Dataset entries:
* * * * * * *
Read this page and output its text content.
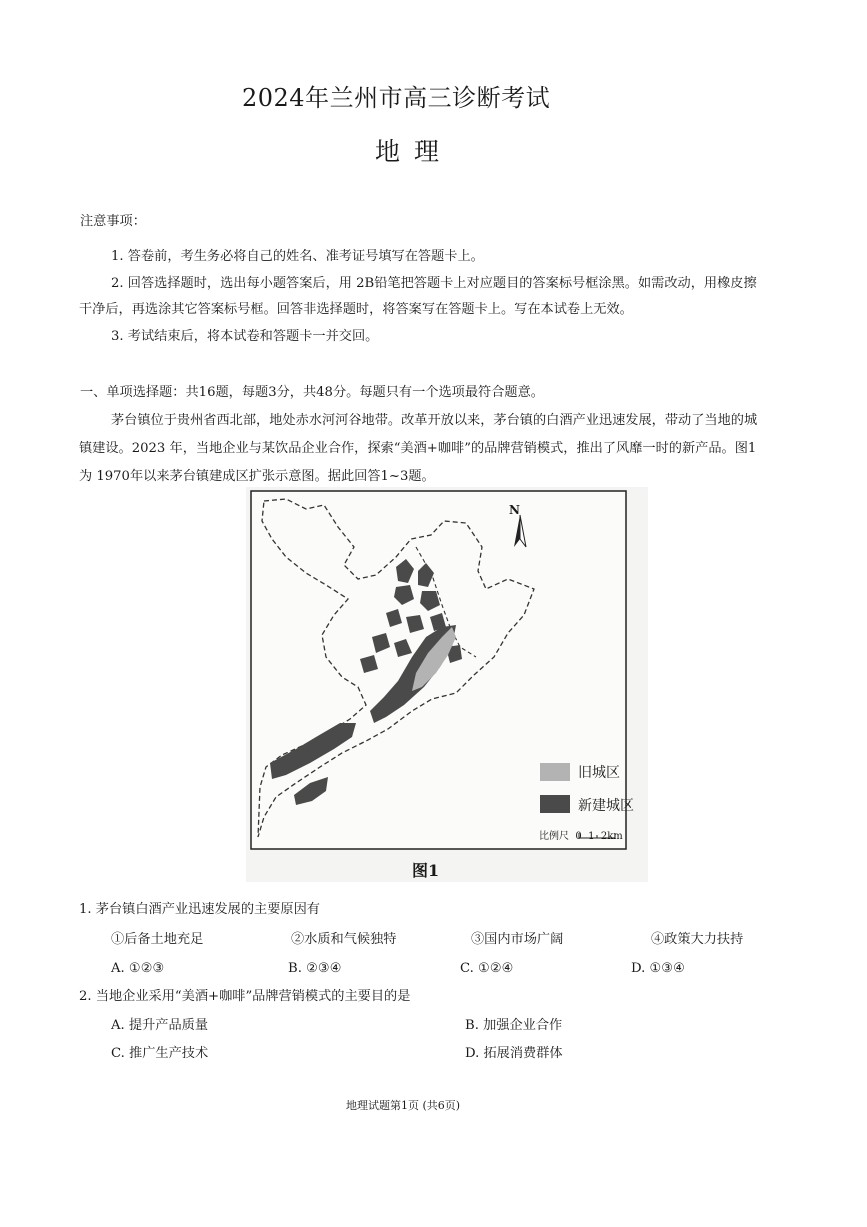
2024年兰州市高三诊断考试
地理
注意事项：
1. 答卷前，考生务必将自己的姓名、准考证号填写在答题卡上。
2. 回答选择题时，选出每小题答案后，用 2B铅笔把答题卡上对应题目的答案标号框涂黑。如需改动，用橡皮擦
干净后，再选涂其它答案标号框。回答非选择题时，将答案写在答题卡上。写在本试卷上无效。
3. 考试结束后，将本试卷和答题卡一并交回。
一、单项选择题：共16题，每题3分，共48分。每题只有一个选项最符合题意。
茅台镇位于贵州省西北部，地处赤水河河谷地带。改革开放以来，茅台镇的白酒产业迅速发展，带动了当地的城
镇建设。2023 年，当地企业与某饮品企业合作，探索“美酒+咖啡”的品牌营销模式，推出了风靡一时的新产品。图1
为 1970年以来茅台镇建成区扩张示意图。据此回答1~3题。
N
旧城区
新建城区
比例尺 0 1 2km
图1
1. 茅台镇白酒产业迅速发展的主要原因有
①后备土地充足	②水质和气候独特	③国内市场广阔	④政策大力扶持
A. ①②③	B. ②③④	C. ①②④	D. ①③④
2. 当地企业采用“美酒+咖啡”品牌营销模式的主要目的是
A. 提升产品质量	B. 加强企业合作
C. 推广生产技术	D. 拓展消费群体
地理试题第1页 (共6页)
* * * * * * *
Print the whole listing above once more, word for word, without its pictures.

SOLVED EXERCISE:
Read this page and output its text content.
2024年兰州市高三诊断考试
地理
注意事项：
1. 答卷前，考生务必将自己的姓名、准考证号填写在答题卡上。
2. 回答选择题时，选出每小题答案后，用 2B铅笔把答题卡上对应题目的答案标号框涂黑。如需改动，用橡皮擦
干净后，再选涂其它答案标号框。回答非选择题时，将答案写在答题卡上。写在本试卷上无效。
3. 考试结束后，将本试卷和答题卡一并交回。
一、单项选择题：共16题，每题3分，共48分。每题只有一个选项最符合题意。
茅台镇位于贵州省西北部，地处赤水河河谷地带。改革开放以来，茅台镇的白酒产业迅速发展，带动了当地的城
镇建设。2023 年，当地企业与某饮品企业合作，探索“美酒+咖啡”的品牌营销模式，推出了风靡一时的新产品。图1
为 1970年以来茅台镇建成区扩张示意图。据此回答1~3题。
N
旧城区
新建城区
比例尺 0 1 2km
图1
1. 茅台镇白酒产业迅速发展的主要原因有
①后备土地充足	②水质和气候独特	③国内市场广阔	④政策大力扶持
A. ①②③	B. ②③④	C. ①②④	D. ①③④
2. 当地企业采用“美酒+咖啡”品牌营销模式的主要目的是
A. 提升产品质量	B. 加强企业合作
C. 推广生产技术	D. 拓展消费群体
地理试题第1页 (共6页)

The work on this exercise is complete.